**Challenge:**
Transcribe the listing exactly, leaving out every picture.

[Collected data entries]
▼

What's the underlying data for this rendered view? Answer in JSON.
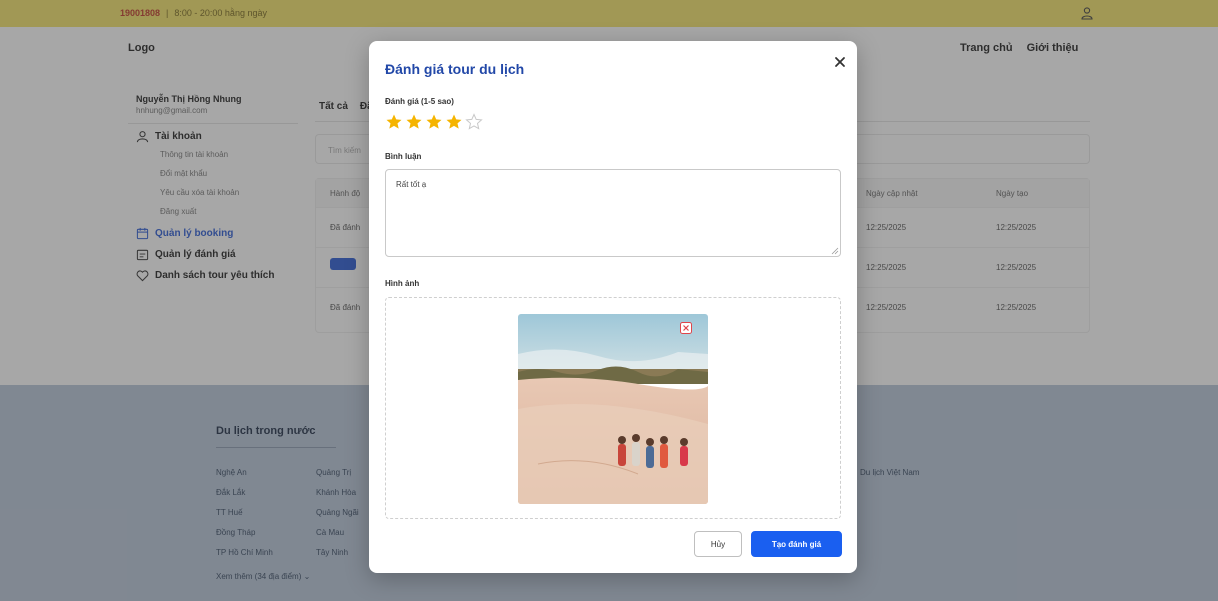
{
  "topbar": {
    "phone": "19001808",
    "hours": "8:00 - 20:00 hằng ngày"
  },
  "header": {
    "logo": "Logo",
    "nav": [
      "Trang chủ",
      "Giới thiệu"
    ]
  },
  "sidebar": {
    "user_name": "Nguyễn Thị Hồng Nhung",
    "user_email": "hnhung@gmail.com",
    "account_label": "Tài khoản",
    "account_items": [
      "Thông tin tài khoản",
      "Đổi mật khẩu",
      "Yêu cầu xóa tài khoản",
      "Đăng xuất"
    ],
    "booking_label": "Quản lý booking",
    "review_label": "Quản lý đánh giá",
    "favorites_label": "Danh sách tour yêu thích"
  },
  "content": {
    "tabs": [
      "Tất cả",
      "Đã"
    ],
    "search_placeholder": "Tìm kiếm",
    "table_headers": [
      "Hành độ",
      "Ngày cập nhật",
      "Ngày tạo"
    ],
    "rows": [
      {
        "name": "Đã đánh",
        "updated": "12:25/2025",
        "created": "12:25/2025"
      },
      {
        "name": "",
        "updated": "12:25/2025",
        "created": "12:25/2025"
      },
      {
        "name": "Đã đánh",
        "updated": "12:25/2025",
        "created": "12:25/2025"
      }
    ]
  },
  "footer": {
    "title": "Du lịch trong nước",
    "col1": [
      "Nghệ An",
      "Đắk Lắk",
      "TT Huế",
      "Đồng Tháp",
      "TP Hồ Chí Minh"
    ],
    "col2": [
      "Quảng Trị",
      "Khánh Hòa",
      "Quảng Ngãi",
      "Cà Mau",
      "Tây Ninh"
    ],
    "more": "Xem thêm (34 địa điểm)",
    "right_link": "Du lịch Việt Nam"
  },
  "modal": {
    "title": "Đánh giá tour du lịch",
    "rating_label": "Đánh giá (1-5 sao)",
    "rating": 4,
    "rating_max": 5,
    "comment_label": "Bình luận",
    "comment_value": "Rất tốt ạ",
    "image_label": "Hình ảnh",
    "cancel_label": "Hủy",
    "submit_label": "Tạo đánh giá"
  },
  "colors": {
    "topbar": "#f4e36a",
    "primary": "#1a5ff0",
    "title_blue": "#2248a8",
    "star": "#f5b400",
    "footer": "#b9c7d9"
  },
  "icons": {
    "close": "close-icon",
    "star": "star-icon",
    "remove_image": "remove-image-icon",
    "user": "user-icon"
  }
}
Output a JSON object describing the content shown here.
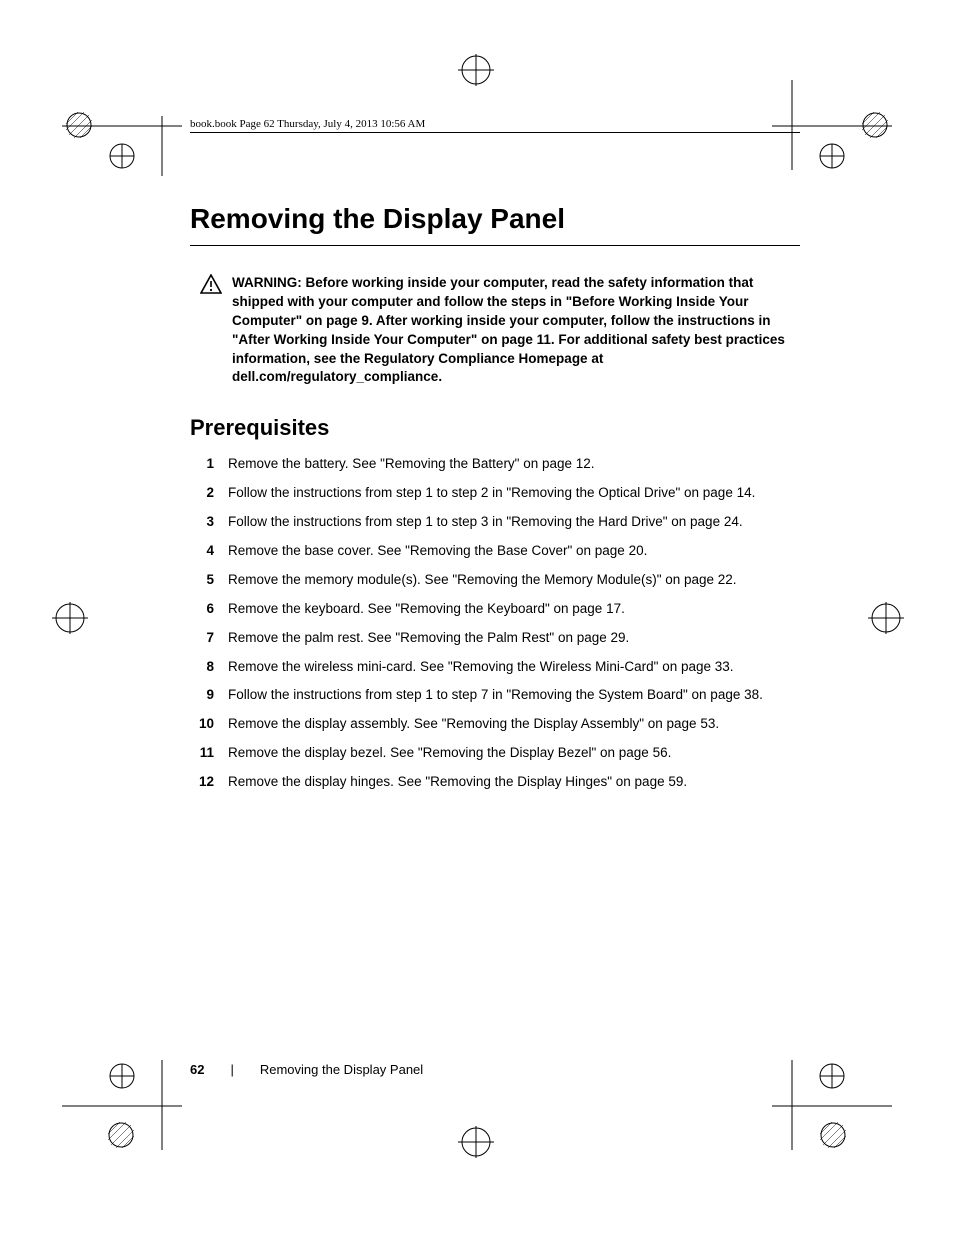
{
  "header_line": "book.book  Page 62  Thursday, July 4, 2013  10:56 AM",
  "title": "Removing the Display Panel",
  "warning": {
    "label": "WARNING:",
    "text": "Before working inside your computer, read the safety information that shipped with your computer and follow the steps in \"Before Working Inside Your Computer\" on page 9. After working inside your computer, follow the instructions in \"After Working Inside Your Computer\" on page 11. For additional safety best practices information, see the Regulatory Compliance Homepage at dell.com/regulatory_compliance."
  },
  "section_heading": "Prerequisites",
  "steps": [
    "Remove the battery. See \"Removing the Battery\" on page 12.",
    "Follow the instructions from step 1 to step 2 in \"Removing the Optical Drive\" on page 14.",
    "Follow the instructions from step 1 to step 3 in \"Removing the Hard Drive\" on page 24.",
    "Remove the base cover. See \"Removing the Base Cover\" on page 20.",
    "Remove the memory module(s). See \"Removing the Memory Module(s)\" on page 22.",
    "Remove the keyboard. See \"Removing the Keyboard\" on page 17.",
    "Remove the palm rest. See \"Removing the Palm Rest\" on page 29.",
    "Remove the wireless mini-card. See \"Removing the Wireless Mini-Card\" on page 33.",
    "Follow the instructions from step 1 to step 7 in \"Removing the System Board\" on page 38.",
    "Remove the display assembly. See \"Removing the Display Assembly\" on page 53.",
    "Remove the display bezel. See \"Removing the Display Bezel\" on page 56.",
    "Remove the display hinges. See \"Removing the Display Hinges\" on page 59."
  ],
  "footer": {
    "page_number": "62",
    "separator": "|",
    "label": "Removing the Display Panel"
  }
}
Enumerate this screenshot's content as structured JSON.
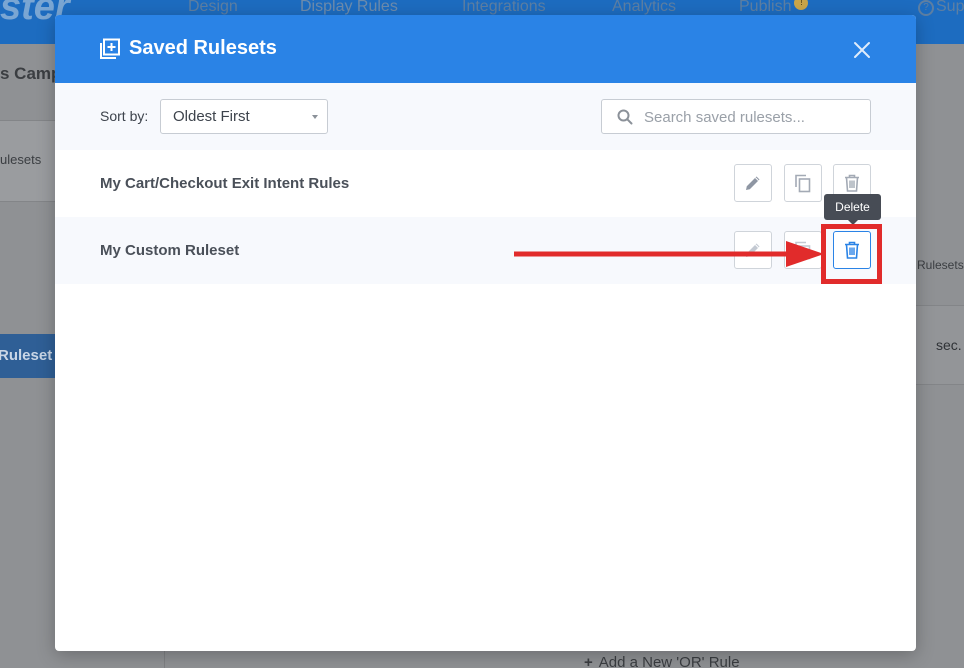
{
  "background": {
    "logo": "ster",
    "nav": [
      "Design",
      "Display Rules",
      "Integrations",
      "Analytics",
      "Publish"
    ],
    "publish_badge": "!",
    "help": "Sup",
    "campaign_fragment": "s Camp",
    "rulesets_fragment": "ulesets",
    "ruleset_button_fragment": "Ruleset",
    "right_ruleset_fragment": "Rulesets",
    "right_sec_fragment": "sec.",
    "add_rule": "Add a New 'OR' Rule"
  },
  "modal": {
    "title": "Saved Rulesets",
    "sort": {
      "label": "Sort by:",
      "value": "Oldest First"
    },
    "search": {
      "placeholder": "Search saved rulesets...",
      "value": ""
    },
    "rulesets": [
      {
        "name": "My Cart/Checkout Exit Intent Rules"
      },
      {
        "name": "My Custom Ruleset"
      }
    ],
    "tooltip": "Delete"
  },
  "colors": {
    "header_blue": "#2a83e6",
    "annotation_red": "#e12b2b",
    "tooltip_bg": "#474c55"
  },
  "icons": [
    "saved-rulesets-icon",
    "close-icon",
    "search-icon",
    "pencil-icon",
    "copy-icon",
    "trash-icon",
    "help-icon"
  ]
}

▲

**Result:**
What's the underlying data for this rendered view? Answer in JSON.
{
  "topbar": {
    "phone": "19001808",
    "hours": "8:00 - 20:00 hằng ngày"
  },
  "header": {
    "logo": "Logo",
    "nav": [
      "Trang chủ",
      "Giới thiệu"
    ]
  },
  "sidebar": {
    "user_name": "Nguyễn Thị Hồng Nhung",
    "user_email": "hnhung@gmail.com",
    "account_label": "Tài khoản",
    "account_items": [
      "Thông tin tài khoản",
      "Đổi mật khẩu",
      "Yêu cầu xóa tài khoản",
      "Đăng xuất"
    ],
    "booking_label": "Quản lý booking",
    "review_label": "Quản lý đánh giá",
    "favorites_label": "Danh sách tour yêu thích"
  },
  "content": {
    "tabs": [
      "Tất cả",
      "Đã"
    ],
    "search_placeholder": "Tìm kiếm",
    "table_headers": [
      "Hành độ",
      "Ngày cập nhật",
      "Ngày tạo"
    ],
    "rows": [
      {
        "name": "Đã đánh",
        "updated": "12:25/2025",
        "created": "12:25/2025"
      },
      {
        "name": "",
        "updated": "12:25/2025",
        "created": "12:25/2025"
      },
      {
        "name": "Đã đánh",
        "updated": "12:25/2025",
        "created": "12:25/2025"
      }
    ]
  },
  "footer": {
    "title": "Du lịch trong nước",
    "col1": [
      "Nghệ An",
      "Đắk Lắk",
      "TT Huế",
      "Đồng Tháp",
      "TP Hồ Chí Minh"
    ],
    "col2": [
      "Quảng Trị",
      "Khánh Hòa",
      "Quảng Ngãi",
      "Cà Mau",
      "Tây Ninh"
    ],
    "more": "Xem thêm (34 địa điểm)",
    "right_link": "Du lịch Việt Nam"
  },
  "modal": {
    "title": "Đánh giá tour du lịch",
    "rating_label": "Đánh giá (1-5 sao)",
    "rating": 4,
    "rating_max": 5,
    "comment_label": "Bình luận",
    "comment_value": "Rất tốt ạ",
    "image_label": "Hình ảnh",
    "cancel_label": "Hủy",
    "submit_label": "Tạo đánh giá"
  },
  "colors": {
    "topbar": "#f4e36a",
    "primary": "#1a5ff0",
    "title_blue": "#2248a8",
    "star": "#f5b400",
    "footer": "#b9c7d9"
  },
  "icons": {
    "close": "close-icon",
    "star": "star-icon",
    "remove_image": "remove-image-icon",
    "user": "user-icon"
  }
}
Output a JSON object describing the content shown here.
{
  "header_line": "book.book  Page 62  Thursday, July 4, 2013  10:56 AM",
  "title": "Removing the Display Panel",
  "warning": {
    "label": "WARNING:",
    "text": "Before working inside your computer, read the safety information that shipped with your computer and follow the steps in \"Before Working Inside Your Computer\" on page 9. After working inside your computer, follow the instructions in \"After Working Inside Your Computer\" on page 11. For additional safety best practices information, see the Regulatory Compliance Homepage at dell.com/regulatory_compliance."
  },
  "section_heading": "Prerequisites",
  "steps": [
    "Remove the battery. See \"Removing the Battery\" on page 12.",
    "Follow the instructions from step 1 to step 2 in \"Removing the Optical Drive\" on page 14.",
    "Follow the instructions from step 1 to step 3 in \"Removing the Hard Drive\" on page 24.",
    "Remove the base cover. See \"Removing the Base Cover\" on page 20.",
    "Remove the memory module(s). See \"Removing the Memory Module(s)\" on page 22.",
    "Remove the keyboard. See \"Removing the Keyboard\" on page 17.",
    "Remove the palm rest. See \"Removing the Palm Rest\" on page 29.",
    "Remove the wireless mini-card. See \"Removing the Wireless Mini-Card\" on page 33.",
    "Follow the instructions from step 1 to step 7 in \"Removing the System Board\" on page 38.",
    "Remove the display assembly. See \"Removing the Display Assembly\" on page 53.",
    "Remove the display bezel. See \"Removing the Display Bezel\" on page 56.",
    "Remove the display hinges. See \"Removing the Display Hinges\" on page 59."
  ],
  "footer": {
    "page_number": "62",
    "separator": "|",
    "label": "Removing the Display Panel"
  }
}
Enumerate this screenshot's content as structured JSON.
{
  "background": {
    "logo": "ster",
    "nav": [
      "Design",
      "Display Rules",
      "Integrations",
      "Analytics",
      "Publish"
    ],
    "publish_badge": "!",
    "help": "Sup",
    "campaign_fragment": "s Camp",
    "rulesets_fragment": "ulesets",
    "ruleset_button_fragment": "Ruleset",
    "right_ruleset_fragment": "Rulesets",
    "right_sec_fragment": "sec.",
    "add_rule": "Add a New 'OR' Rule"
  },
  "modal": {
    "title": "Saved Rulesets",
    "sort": {
      "label": "Sort by:",
      "value": "Oldest First"
    },
    "search": {
      "placeholder": "Search saved rulesets...",
      "value": ""
    },
    "rulesets": [
      {
        "name": "My Cart/Checkout Exit Intent Rules"
      },
      {
        "name": "My Custom Ruleset"
      }
    ],
    "tooltip": "Delete"
  },
  "colors": {
    "header_blue": "#2a83e6",
    "annotation_red": "#e12b2b",
    "tooltip_bg": "#474c55"
  },
  "icons": [
    "saved-rulesets-icon",
    "close-icon",
    "search-icon",
    "pencil-icon",
    "copy-icon",
    "trash-icon",
    "help-icon"
  ]
}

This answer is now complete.